• Excerpt from a dataset:
________________

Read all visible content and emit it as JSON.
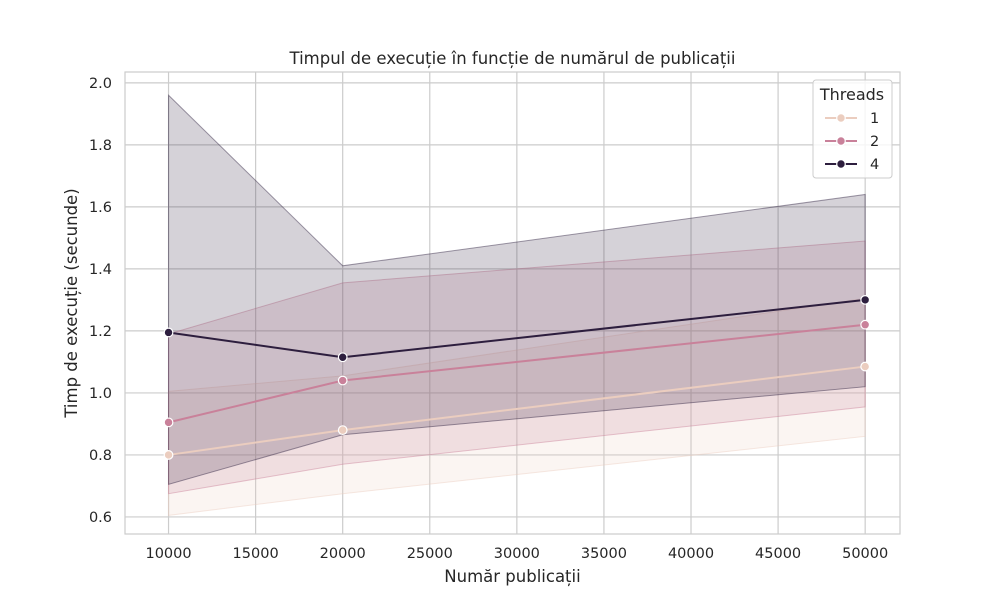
{
  "chart_data": {
    "type": "line",
    "title": "Timpul de execuție în funcție de numărul de publicații",
    "xlabel": "Număr publicații",
    "ylabel": "Timp de execuție (secunde)",
    "xlim": [
      7500,
      52000
    ],
    "ylim": [
      0.545,
      2.035
    ],
    "xticks": [
      10000,
      15000,
      20000,
      25000,
      30000,
      35000,
      40000,
      45000,
      50000
    ],
    "yticks": [
      0.6,
      0.8,
      1.0,
      1.2,
      1.4,
      1.6,
      1.8,
      2.0
    ],
    "ytick_labels": [
      "0.6",
      "0.8",
      "1.0",
      "1.2",
      "1.4",
      "1.6",
      "1.8",
      "2.0"
    ],
    "grid": true,
    "legend": {
      "title": "Threads",
      "placement": "top-right"
    },
    "x": [
      10000,
      20000,
      50000
    ],
    "series": [
      {
        "name": "1",
        "color": "#ebcdbf",
        "values": [
          0.8,
          0.88,
          1.085
        ],
        "ci_lower": [
          0.605,
          0.675,
          0.86
        ],
        "ci_upper": [
          1.005,
          1.055,
          1.305
        ],
        "band_opacity": 0.2
      },
      {
        "name": "2",
        "color": "#c9819a",
        "values": [
          0.905,
          1.04,
          1.22
        ],
        "ci_lower": [
          0.675,
          0.77,
          0.955
        ],
        "ci_upper": [
          1.19,
          1.355,
          1.49
        ],
        "band_opacity": 0.2
      },
      {
        "name": "4",
        "color": "#2d1e3e",
        "values": [
          1.195,
          1.115,
          1.3
        ],
        "ci_lower": [
          0.705,
          0.865,
          1.02
        ],
        "ci_upper": [
          1.96,
          1.41,
          1.64
        ],
        "band_opacity": 0.2
      }
    ]
  }
}
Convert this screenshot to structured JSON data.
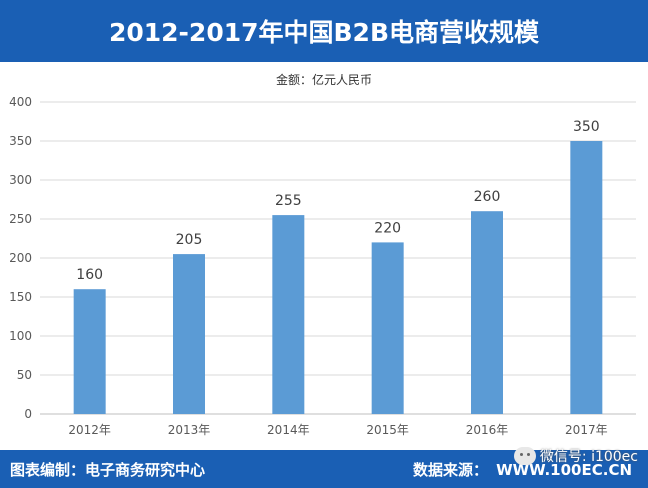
{
  "header": {
    "title": "2012-2017年中国B2B电商营收规模"
  },
  "footer": {
    "compiler": "图表编制：电子商务研究中心",
    "source_label": "数据来源：",
    "source_value": "WWW.100EC.CN",
    "watermark": "微信号: i100ec"
  },
  "chart_data": {
    "type": "bar",
    "title": "",
    "subtitle": "金额：亿元人民币",
    "categories": [
      "2012年",
      "2013年",
      "2014年",
      "2015年",
      "2016年",
      "2017年"
    ],
    "values": [
      160,
      205,
      255,
      220,
      260,
      350
    ],
    "ylim": [
      0,
      400
    ],
    "yticks": [
      0,
      50,
      100,
      150,
      200,
      250,
      300,
      350,
      400
    ],
    "grid": true,
    "bar_color": "#5b9bd5",
    "data_labels": true
  }
}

________________

• Written instruction: Each record above must be returned exactly as written, with its pictures omitted.

• Task result:
Read all visible content and emit it as JSON.
{
  "chart_data": {
    "type": "line",
    "title": "Timpul de execuție în funcție de numărul de publicații",
    "xlabel": "Număr publicații",
    "ylabel": "Timp de execuție (secunde)",
    "xlim": [
      7500,
      52000
    ],
    "ylim": [
      0.545,
      2.035
    ],
    "xticks": [
      10000,
      15000,
      20000,
      25000,
      30000,
      35000,
      40000,
      45000,
      50000
    ],
    "yticks": [
      0.6,
      0.8,
      1.0,
      1.2,
      1.4,
      1.6,
      1.8,
      2.0
    ],
    "ytick_labels": [
      "0.6",
      "0.8",
      "1.0",
      "1.2",
      "1.4",
      "1.6",
      "1.8",
      "2.0"
    ],
    "grid": true,
    "legend": {
      "title": "Threads",
      "placement": "top-right"
    },
    "x": [
      10000,
      20000,
      50000
    ],
    "series": [
      {
        "name": "1",
        "color": "#ebcdbf",
        "values": [
          0.8,
          0.88,
          1.085
        ],
        "ci_lower": [
          0.605,
          0.675,
          0.86
        ],
        "ci_upper": [
          1.005,
          1.055,
          1.305
        ],
        "band_opacity": 0.2
      },
      {
        "name": "2",
        "color": "#c9819a",
        "values": [
          0.905,
          1.04,
          1.22
        ],
        "ci_lower": [
          0.675,
          0.77,
          0.955
        ],
        "ci_upper": [
          1.19,
          1.355,
          1.49
        ],
        "band_opacity": 0.2
      },
      {
        "name": "4",
        "color": "#2d1e3e",
        "values": [
          1.195,
          1.115,
          1.3
        ],
        "ci_lower": [
          0.705,
          0.865,
          1.02
        ],
        "ci_upper": [
          1.96,
          1.41,
          1.64
        ],
        "band_opacity": 0.2
      }
    ]
  }
}
Convert this screenshot to structured JSON data.
{
  "header": {
    "title": "2012-2017年中国B2B电商营收规模"
  },
  "footer": {
    "compiler": "图表编制：电子商务研究中心",
    "source_label": "数据来源：",
    "source_value": "WWW.100EC.CN",
    "watermark": "微信号: i100ec"
  },
  "chart_data": {
    "type": "bar",
    "title": "",
    "subtitle": "金额：亿元人民币",
    "categories": [
      "2012年",
      "2013年",
      "2014年",
      "2015年",
      "2016年",
      "2017年"
    ],
    "values": [
      160,
      205,
      255,
      220,
      260,
      350
    ],
    "ylim": [
      0,
      400
    ],
    "yticks": [
      0,
      50,
      100,
      150,
      200,
      250,
      300,
      350,
      400
    ],
    "grid": true,
    "bar_color": "#5b9bd5",
    "data_labels": true
  }
}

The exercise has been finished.